Job>
Repeat the whole of the data, keeping every detail the same.

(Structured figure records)
════════
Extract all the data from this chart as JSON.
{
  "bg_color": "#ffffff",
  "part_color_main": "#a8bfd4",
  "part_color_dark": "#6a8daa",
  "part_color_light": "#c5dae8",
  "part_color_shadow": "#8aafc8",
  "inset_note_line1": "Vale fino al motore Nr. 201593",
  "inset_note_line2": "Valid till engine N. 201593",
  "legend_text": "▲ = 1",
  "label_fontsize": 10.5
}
════════
Exercise solution>
Extract all the data from this chart as JSON.
{
  "bg_color": "#ffffff",
  "part_color_main": "#a8bfd4",
  "part_color_dark": "#6a8daa",
  "part_color_light": "#c5dae8",
  "part_color_shadow": "#8aafc8",
  "inset_note_line1": "Vale fino al motore Nr. 201593",
  "inset_note_line2": "Valid till engine N. 201593",
  "legend_text": "▲ = 1",
  "label_fontsize": 10.5
}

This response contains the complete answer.